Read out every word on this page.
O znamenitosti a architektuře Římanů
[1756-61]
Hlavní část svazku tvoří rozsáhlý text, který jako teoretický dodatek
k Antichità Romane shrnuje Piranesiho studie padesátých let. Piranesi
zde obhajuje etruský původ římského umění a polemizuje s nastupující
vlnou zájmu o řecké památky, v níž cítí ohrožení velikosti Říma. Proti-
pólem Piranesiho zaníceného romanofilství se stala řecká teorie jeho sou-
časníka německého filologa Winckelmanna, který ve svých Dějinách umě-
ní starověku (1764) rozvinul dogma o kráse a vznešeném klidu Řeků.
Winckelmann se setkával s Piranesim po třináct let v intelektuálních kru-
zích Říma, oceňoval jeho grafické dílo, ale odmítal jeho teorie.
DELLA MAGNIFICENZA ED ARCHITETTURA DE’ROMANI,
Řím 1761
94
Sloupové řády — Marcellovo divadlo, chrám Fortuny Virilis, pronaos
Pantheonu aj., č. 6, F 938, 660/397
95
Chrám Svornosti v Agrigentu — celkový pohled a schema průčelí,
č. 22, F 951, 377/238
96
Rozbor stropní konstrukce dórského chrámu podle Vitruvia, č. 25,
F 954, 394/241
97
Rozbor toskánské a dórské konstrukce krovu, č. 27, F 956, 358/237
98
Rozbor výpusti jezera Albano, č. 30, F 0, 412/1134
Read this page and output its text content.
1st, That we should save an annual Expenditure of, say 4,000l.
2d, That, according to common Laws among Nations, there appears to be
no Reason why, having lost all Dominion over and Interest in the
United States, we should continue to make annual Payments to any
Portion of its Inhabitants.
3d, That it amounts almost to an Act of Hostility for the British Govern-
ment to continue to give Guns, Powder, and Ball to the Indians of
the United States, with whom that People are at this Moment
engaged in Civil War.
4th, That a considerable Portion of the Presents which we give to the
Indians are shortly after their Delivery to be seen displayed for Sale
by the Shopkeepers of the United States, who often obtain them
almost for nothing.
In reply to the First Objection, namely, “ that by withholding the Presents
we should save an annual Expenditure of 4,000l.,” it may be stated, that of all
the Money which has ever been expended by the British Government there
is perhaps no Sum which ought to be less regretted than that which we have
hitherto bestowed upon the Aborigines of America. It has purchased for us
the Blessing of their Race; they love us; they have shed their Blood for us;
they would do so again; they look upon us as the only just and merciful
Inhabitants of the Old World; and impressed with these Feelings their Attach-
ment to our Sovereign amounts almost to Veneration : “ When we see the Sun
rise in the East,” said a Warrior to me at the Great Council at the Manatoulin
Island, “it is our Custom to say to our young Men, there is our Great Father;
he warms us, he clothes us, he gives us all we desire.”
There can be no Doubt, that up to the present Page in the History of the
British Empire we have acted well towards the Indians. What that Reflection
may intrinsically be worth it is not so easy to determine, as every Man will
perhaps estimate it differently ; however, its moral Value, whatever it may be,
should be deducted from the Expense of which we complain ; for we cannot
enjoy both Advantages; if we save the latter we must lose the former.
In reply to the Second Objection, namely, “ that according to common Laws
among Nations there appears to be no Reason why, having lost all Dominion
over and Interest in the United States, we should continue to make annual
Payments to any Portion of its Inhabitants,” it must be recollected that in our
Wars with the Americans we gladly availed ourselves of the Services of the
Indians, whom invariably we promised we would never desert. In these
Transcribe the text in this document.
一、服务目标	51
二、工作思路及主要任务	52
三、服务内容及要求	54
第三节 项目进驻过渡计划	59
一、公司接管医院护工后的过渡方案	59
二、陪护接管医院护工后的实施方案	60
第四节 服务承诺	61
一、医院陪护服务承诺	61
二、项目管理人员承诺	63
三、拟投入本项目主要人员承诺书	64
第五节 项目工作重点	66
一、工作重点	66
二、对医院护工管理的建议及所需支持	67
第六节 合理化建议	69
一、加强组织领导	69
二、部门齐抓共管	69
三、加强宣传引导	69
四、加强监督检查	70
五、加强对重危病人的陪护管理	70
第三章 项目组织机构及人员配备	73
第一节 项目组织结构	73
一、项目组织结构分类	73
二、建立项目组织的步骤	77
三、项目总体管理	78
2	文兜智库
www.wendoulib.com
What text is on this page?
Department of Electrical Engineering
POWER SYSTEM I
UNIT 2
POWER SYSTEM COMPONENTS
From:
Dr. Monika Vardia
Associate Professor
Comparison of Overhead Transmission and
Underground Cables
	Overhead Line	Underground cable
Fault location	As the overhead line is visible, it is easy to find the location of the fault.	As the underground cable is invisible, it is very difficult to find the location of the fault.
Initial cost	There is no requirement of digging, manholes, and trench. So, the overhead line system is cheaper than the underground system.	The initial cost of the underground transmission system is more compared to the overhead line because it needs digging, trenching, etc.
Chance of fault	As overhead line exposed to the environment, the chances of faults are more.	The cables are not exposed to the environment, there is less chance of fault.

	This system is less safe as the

::::

**Required task:** Quote each line above in full, word for word.

**Task solution:**
Read out every word on this page.
O znamenitosti a architektuře Římanů
[1756-61]
Hlavní část svazku tvoří rozsáhlý text, který jako teoretický dodatek
k Antichità Romane shrnuje Piranesiho studie padesátých let. Piranesi
zde obhajuje etruský původ římského umění a polemizuje s nastupující
vlnou zájmu o řecké památky, v níž cítí ohrožení velikosti Říma. Proti-
pólem Piranesiho zaníceného romanofilství se stala řecká teorie jeho sou-
časníka německého filologa Winckelmanna, který ve svých Dějinách umě-
ní starověku (1764) rozvinul dogma o kráse a vznešeném klidu Řeků.
Winckelmann se setkával s Piranesim po třináct let v intelektuálních kru-
zích Říma, oceňoval jeho grafické dílo, ale odmítal jeho teorie.
DELLA MAGNIFICENZA ED ARCHITETTURA DE’ROMANI,
Řím 1761
94
Sloupové řády — Marcellovo divadlo, chrám Fortuny Virilis, pronaos
Pantheonu aj., č. 6, F 938, 660/397
95
Chrám Svornosti v Agrigentu — celkový pohled a schema průčelí,
č. 22, F 951, 377/238
96
Rozbor stropní konstrukce dórského chrámu podle Vitruvia, č. 25,
F 954, 394/241
97
Rozbor toskánské a dórské konstrukce krovu, č. 27, F 956, 358/237
98
Rozbor výpusti jezera Albano, č. 30, F 0, 412/1134
Read this page and output its text content.
1st, That we should save an annual Expenditure of, say 4,000l.
2d, That, according to common Laws among Nations, there appears to be
no Reason why, having lost all Dominion over and Interest in the
United States, we should continue to make annual Payments to any
Portion of its Inhabitants.
3d, That it amounts almost to an Act of Hostility for the British Govern-
ment to continue to give Guns, Powder, and Ball to the Indians of
the United States, with whom that People are at this Moment
engaged in Civil War.
4th, That a considerable Portion of the Presents which we give to the
Indians are shortly after their Delivery to be seen displayed for Sale
by the Shopkeepers of the United States, who often obtain them
almost for nothing.
In reply to the First Objection, namely, “ that by withholding the Presents
we should save an annual Expenditure of 4,000l.,” it may be stated, that of all
the Money which has ever been expended by the British Government there
is perhaps no Sum which ought to be less regretted than that which we have
hitherto bestowed upon the Aborigines of America. It has purchased for us
the Blessing of their Race; they love us; they have shed their Blood for us;
they would do so again; they look upon us as the only just and merciful
Inhabitants of the Old World; and impressed with these Feelings their Attach-
ment to our Sovereign amounts almost to Veneration : “ When we see the Sun
rise in the East,” said a Warrior to me at the Great Council at the Manatoulin
Island, “it is our Custom to say to our young Men, there is our Great Father;
he warms us, he clothes us, he gives us all we desire.”
There can be no Doubt, that up to the present Page in the History of the
British Empire we have acted well towards the Indians. What that Reflection
may intrinsically be worth it is not so easy to determine, as every Man will
perhaps estimate it differently ; however, its moral Value, whatever it may be,
should be deducted from the Expense of which we complain ; for we cannot
enjoy both Advantages; if we save the latter we must lose the former.
In reply to the Second Objection, namely, “ that according to common Laws
among Nations there appears to be no Reason why, having lost all Dominion
over and Interest in the United States, we should continue to make annual
Payments to any Portion of its Inhabitants,” it must be recollected that in our
Wars with the Americans we gladly availed ourselves of the Services of the
Indians, whom invariably we promised we would never desert. In these
Transcribe the text in this document.
一、服务目标	51
二、工作思路及主要任务	52
三、服务内容及要求	54
第三节 项目进驻过渡计划	59
一、公司接管医院护工后的过渡方案	59
二、陪护接管医院护工后的实施方案	60
第四节 服务承诺	61
一、医院陪护服务承诺	61
二、项目管理人员承诺	63
三、拟投入本项目主要人员承诺书	64
第五节 项目工作重点	66
一、工作重点	66
二、对医院护工管理的建议及所需支持	67
第六节 合理化建议	69
一、加强组织领导	69
二、部门齐抓共管	69
三、加强宣传引导	69
四、加强监督检查	70
五、加强对重危病人的陪护管理	70
第三章 项目组织机构及人员配备	73
第一节 项目组织结构	73
一、项目组织结构分类	73
二、建立项目组织的步骤	77
三、项目总体管理	78
2	文兜智库
www.wendoulib.com
What text is on this page?
Department of Electrical Engineering
POWER SYSTEM I
UNIT 2
POWER SYSTEM COMPONENTS
From:
Dr. Monika Vardia
Associate Professor
Comparison of Overhead Transmission and
Underground Cables
	Overhead Line	Underground cable
Fault location	As the overhead line is visible, it is easy to find the location of the fault.	As the underground cable is invisible, it is very difficult to find the location of the fault.
Initial cost	There is no requirement of digging, manholes, and trench. So, the overhead line system is cheaper than the underground system.	The initial cost of the underground transmission system is more compared to the overhead line because it needs digging, trenching, etc.
Chance of fault	As overhead line exposed to the environment, the chances of faults are more.	The cables are not exposed to the environment, there is less chance of fault.

	This system is less safe as the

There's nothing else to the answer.